(Collection entries)
####

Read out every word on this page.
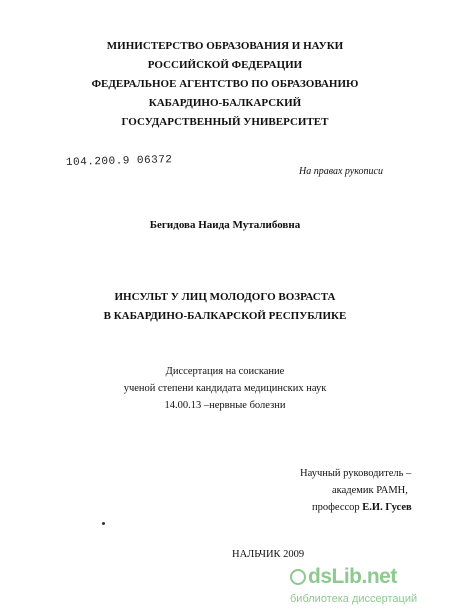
МИНИСТЕРСТВО ОБРАЗОВАНИЯ И НАУКИ
РОССИЙСКОЙ ФЕДЕРАЦИИ
ФЕДЕРАЛЬНОЕ АГЕНТСТВО ПО ОБРАЗОВАНИЮ
КАБАРДИНО-БАЛКАРСКИЙ
ГОСУДАРСТВЕННЫЙ УНИВЕРСИТЕТ
104.200.9 06372
На правах рукописи
Бегидова Наида Муталибовна
ИНСУЛЬТ У ЛИЦ МОЛОДОГО ВОЗРАСТА
В КАБАРДИНО-БАЛКАРСКОЙ РЕСПУБЛИКЕ
Диссертация на соискание
ученой степени кандидата медицинских наук
14.00.13 –нервные болезни
Научный руководитель –
академик РАМН,
профессор Е.И. Гусев
НАЛЬЧИК 2009
dsLib.net
библиотека диссертаций
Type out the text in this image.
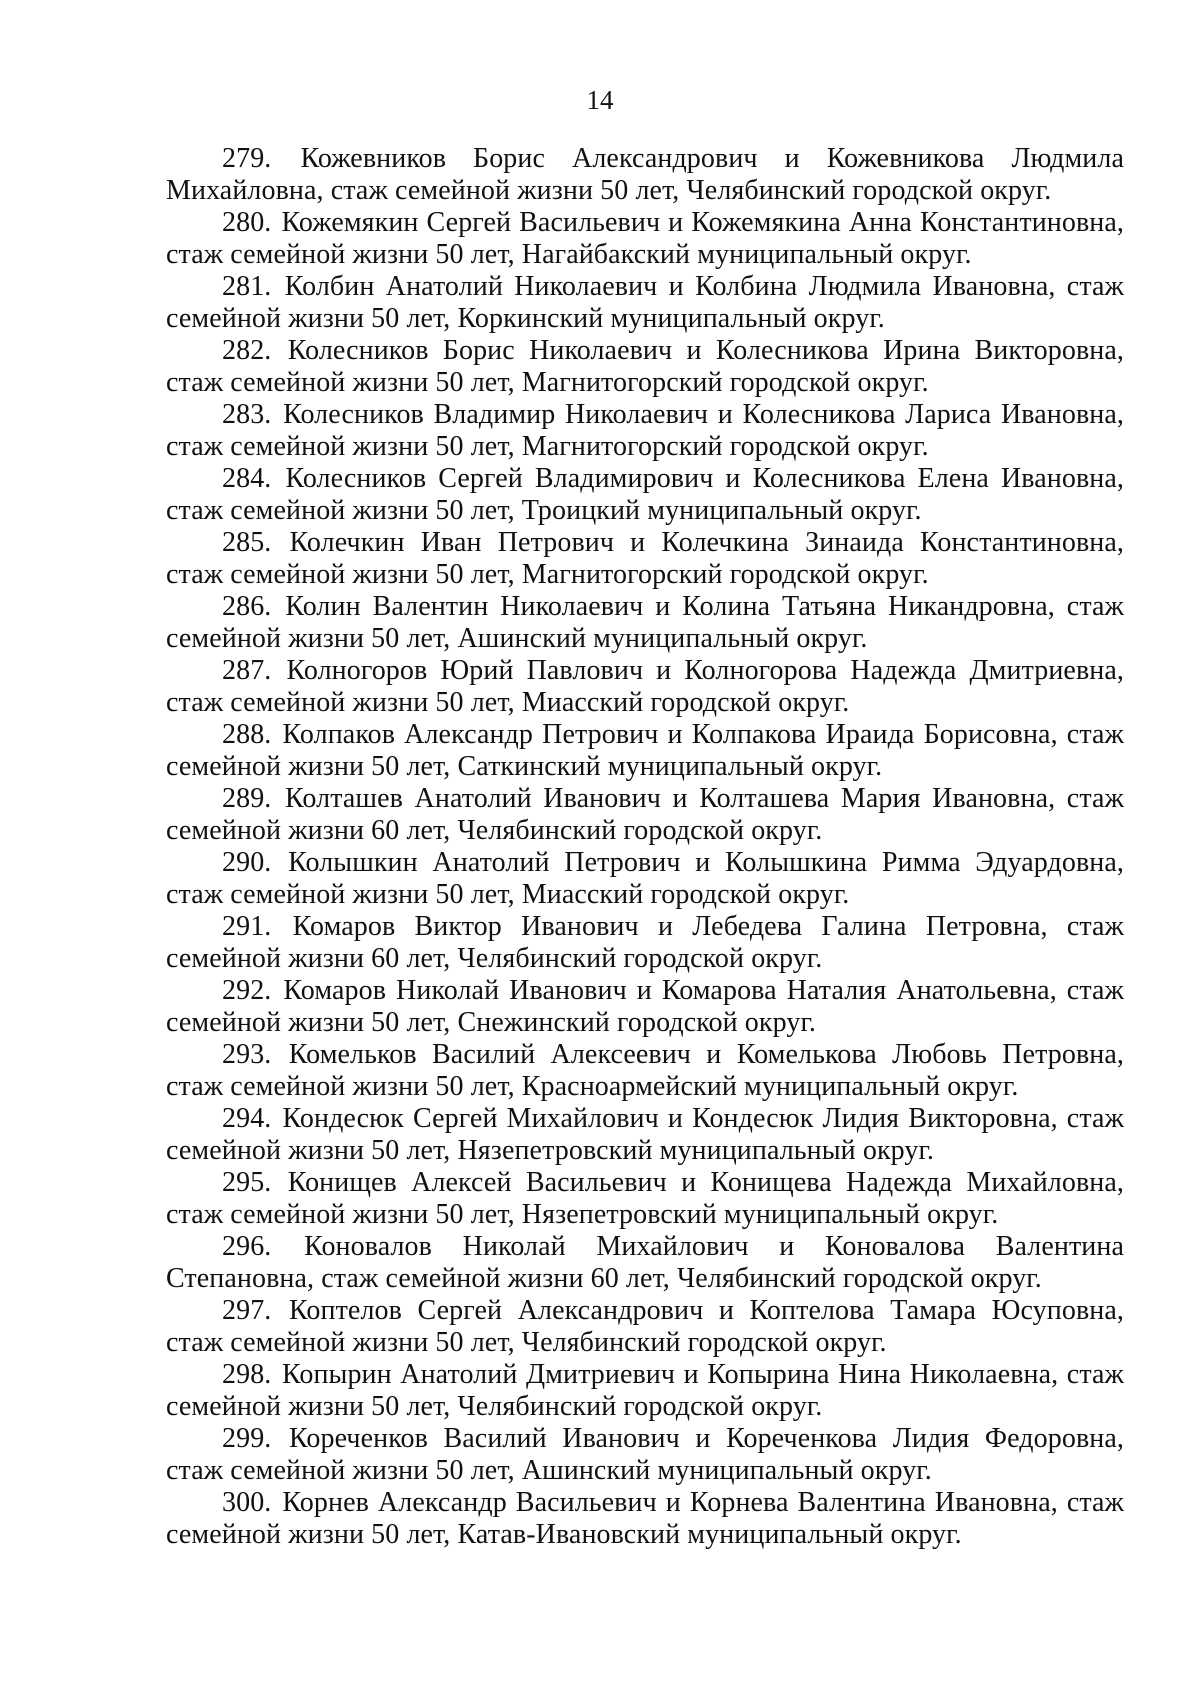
14

279. Кожевников Борис Александрович и Кожевникова Людмила Михайловна, стаж семейной жизни 50 лет, Челябинский городской округ.

280. Кожемякин Сергей Васильевич и Кожемякина Анна Константиновна, стаж семейной жизни 50 лет, Нагайбакский муниципальный округ.

281. Колбин Анатолий Николаевич и Колбина Людмила Ивановна, стаж семейной жизни 50 лет, Коркинский муниципальный округ.

282. Колесников Борис Николаевич и Колесникова Ирина Викторовна, стаж семейной жизни 50 лет, Магнитогорский городской округ.

283. Колесников Владимир Николаевич и Колесникова Лариса Ивановна, стаж семейной жизни 50 лет, Магнитогорский городской округ.

284. Колесников Сергей Владимирович и Колесникова Елена Ивановна, стаж семейной жизни 50 лет, Троицкий муниципальный округ.

285. Колечкин Иван Петрович и Колечкина Зинаида Константиновна, стаж семейной жизни 50 лет, Магнитогорский городской округ.

286. Колин Валентин Николаевич и Колина Татьяна Никандровна, стаж семейной жизни 50 лет, Ашинский муниципальный округ.

287. Колногоров Юрий Павлович и Колногорова Надежда Дмитриевна, стаж семейной жизни 50 лет, Миасский городской округ.

288. Колпаков Александр Петрович и Колпакова Ираида Борисовна, стаж семейной жизни 50 лет, Саткинский муниципальный округ.

289. Колташев Анатолий Иванович и Колташева Мария Ивановна, стаж семейной жизни 60 лет, Челябинский городской округ.

290. Колышкин Анатолий Петрович и Колышкина Римма Эдуардовна, стаж семейной жизни 50 лет, Миасский городской округ.

291. Комаров Виктор Иванович и Лебедева Галина Петровна, стаж семейной жизни 60 лет, Челябинский городской округ.

292. Комаров Николай Иванович и Комарова Наталия Анатольевна, стаж семейной жизни 50 лет, Снежинский городской округ.

293. Комельков Василий Алексеевич и Комелькова Любовь Петровна, стаж семейной жизни 50 лет, Красноармейский муниципальный округ.

294. Кондесюк Сергей Михайлович и Кондесюк Лидия Викторовна, стаж семейной жизни 50 лет, Нязепетровский муниципальный округ.

295. Конищев Алексей Васильевич и Конищева Надежда Михайловна, стаж семейной жизни 50 лет, Нязепетровский муниципальный округ.

296. Коновалов Николай Михайлович и Коновалова Валентина Степановна, стаж семейной жизни 60 лет, Челябинский городской округ.

297. Коптелов Сергей Александрович и Коптелова Тамара Юсуповна, стаж семейной жизни 50 лет, Челябинский городской округ.

298. Копырин Анатолий Дмитриевич и Копырина Нина Николаевна, стаж семейной жизни 50 лет, Челябинский городской округ.

299. Кореченков Василий Иванович и Кореченкова Лидия Федоровна, стаж семейной жизни 50 лет, Ашинский муниципальный округ.

300. Корнев Александр Васильевич и Корнева Валентина Ивановна, стаж семейной жизни 50 лет, Катав-Ивановский муниципальный округ.
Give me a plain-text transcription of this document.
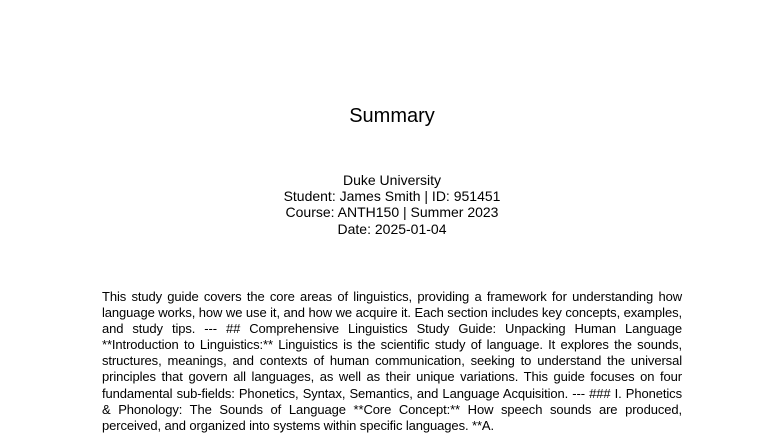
Summary
Duke University
Student: James Smith | ID: 951451
Course: ANTH150 | Summer 2023
Date: 2025-01-04
This study guide covers the core areas of linguistics, providing a framework for understanding how language works, how we use it, and how we acquire it. Each section includes key concepts, examples, and study tips. --- ## Comprehensive Linguistics Study Guide: Unpacking Human Language **Introduction to Linguistics:** Linguistics is the scientific study of language. It explores the sounds, structures, meanings, and contexts of human communication, seeking to understand the universal principles that govern all languages, as well as their unique variations. This guide focuses on four fundamental sub-fields: Phonetics, Syntax, Semantics, and Language Acquisition. --- ### I. Phonetics & Phonology: The Sounds of Language **Core Concept:** How speech sounds are produced, perceived, and organized into systems within specific languages. **A.
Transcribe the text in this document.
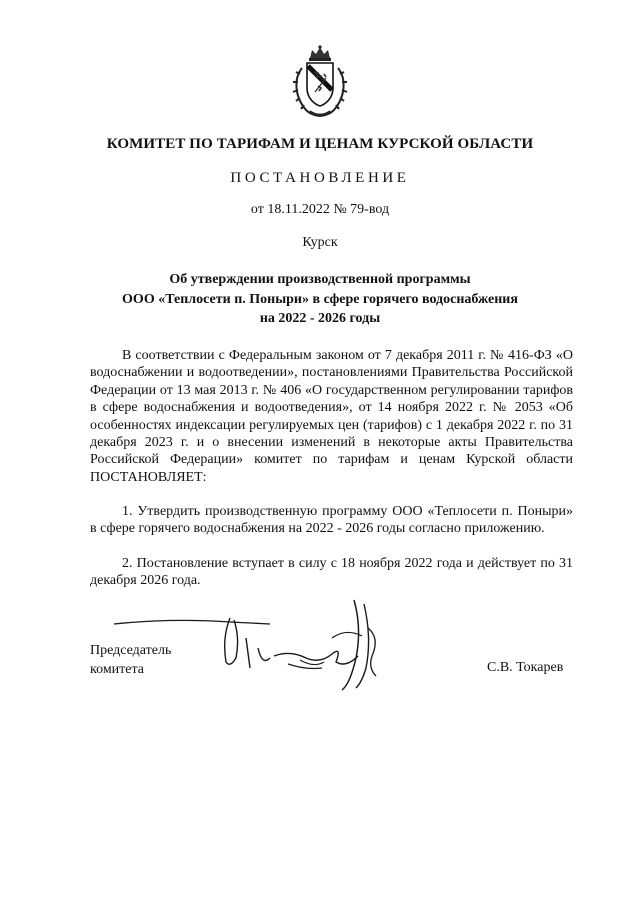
КОМИТЕТ ПО ТАРИФАМ И ЦЕНАМ КУРСКОЙ ОБЛАСТИ
ПОСТАНОВЛЕНИЕ
от 18.11.2022 № 79-вод
Курск
Об утверждении производственной программы
ООО «Теплосети п. Поныри» в сфере горячего водоснабжения
на 2022 - 2026 годы

В соответствии с Федеральным законом от 7 декабря 2011 г. № 416-ФЗ «О водоснабжении и водоотведении», постановлениями Правительства Российской Федерации от 13 мая 2013 г. № 406 «О государственном регулировании тарифов в сфере водоснабжения и водоотведения», от 14 ноября 2022 г. № 2053 «Об особенностях индексации регулируемых цен (тарифов) с 1 декабря 2022 г. по 31 декабря 2023 г. и о внесении изменений в некоторые акты Правительства Российской Федерации» комитет по тарифам и ценам Курской области ПОСТАНОВЛЯЕТ:

1. Утвердить производственную программу ООО «Теплосети п. Поныри» в сфере горячего водоснабжения на 2022 - 2026 годы согласно приложению.

2. Постановление вступает в силу с 18 ноября 2022 года и действует по 31 декабря 2026 года.

Председатель
комитета	С.В. Токарев
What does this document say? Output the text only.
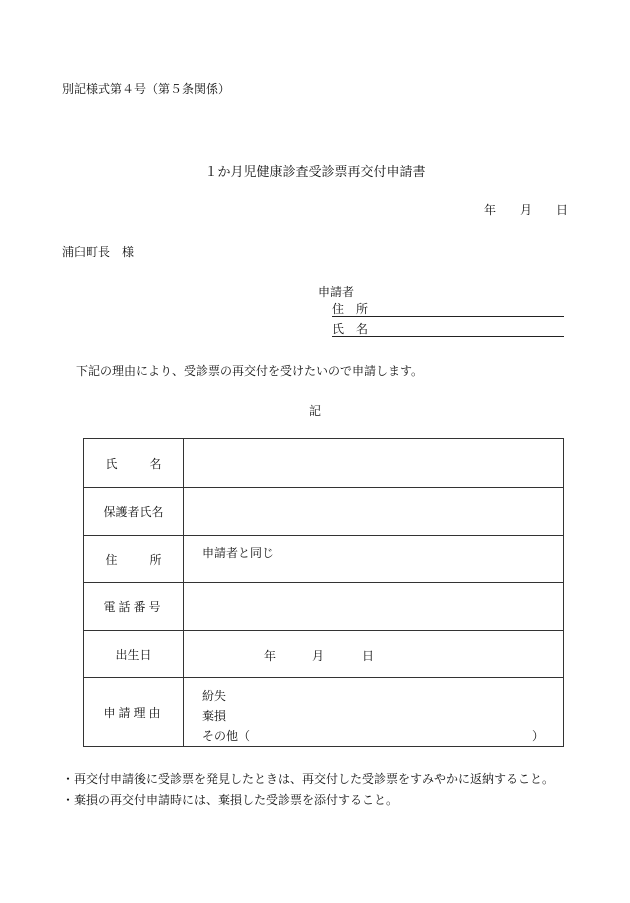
別記様式第４号（第５条関係）
１か月児健康診査受診票再交付申請書
年 月 日
浦臼町長　様
申請者
住　所
氏　名
下記の理由により、受診票の再交付を受けたいので申請します。
記
氏 名	

保護者氏名	

住 所	申請者と同じ

電話番号	
出生日	年 月 日

申請理由	紛失
棄損
その他（ ）
・再交付申請後に受診票を発見したときは、再交付した受診票をすみやかに返納すること。
・棄損の再交付申請時には、棄損した受診票を添付すること。
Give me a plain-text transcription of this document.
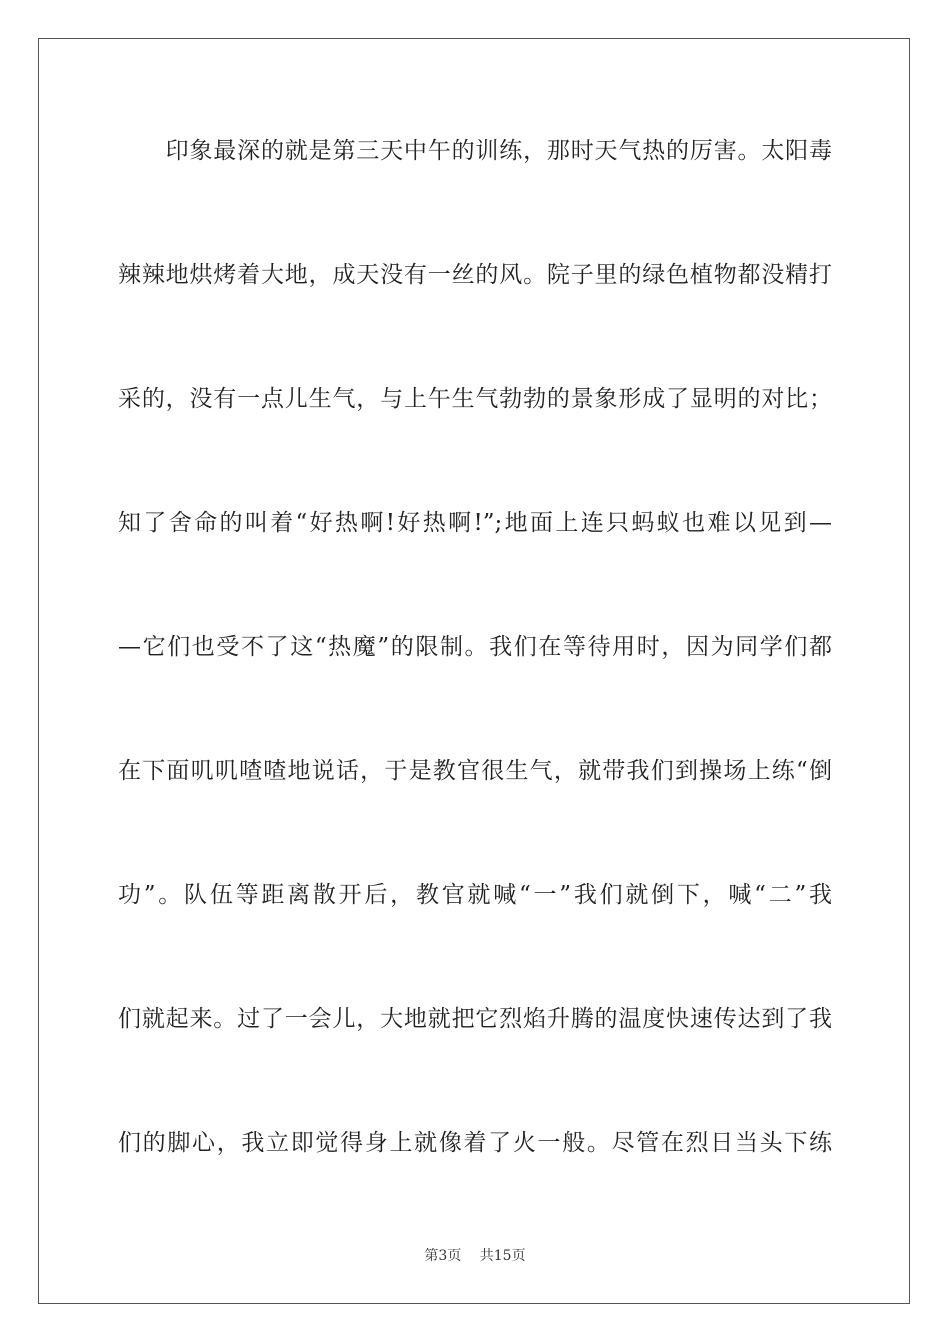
　　印象最深的就是第三天中午的训练，那时天气热的厉害。太阳毒
辣辣地烘烤着大地，成天没有一丝的风。院子里的绿色植物都没精打
采的，没有一点儿生气，与上午生气勃勃的景象形成了显明的对比；
知了舍命的叫着“好热啊!好热啊!”;地面上连只蚂蚁也难以见到—
—它们也受不了这“热魔”的限制。我们在等待用时，因为同学们都
在下面叽叽喳喳地说话，于是教官很生气，就带我们到操场上练“倒
功”。队伍等距离散开后，教官就喊“一”我们就倒下，喊“二”我
们就起来。过了一会儿，大地就把它烈焰升腾的温度快速传达到了我
们的脚心，我立即觉得身上就像着了火一般。尽管在烈日当头下练
第3页　 共15页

####

- **Stated exercise**: Check every line of the data, and copy the ones that contain "Николай".

- **Reply to the exercise**:
292. Комаров Николай Иванович и Комарова Наталия Анатольевна, стаж семейной жизни 50 лет, Снежинский городской округ.
296. Коновалов Николай Михайлович и Коновалова Валентина Степановна, стаж семейной жизни 60 лет, Челябинский городской округ.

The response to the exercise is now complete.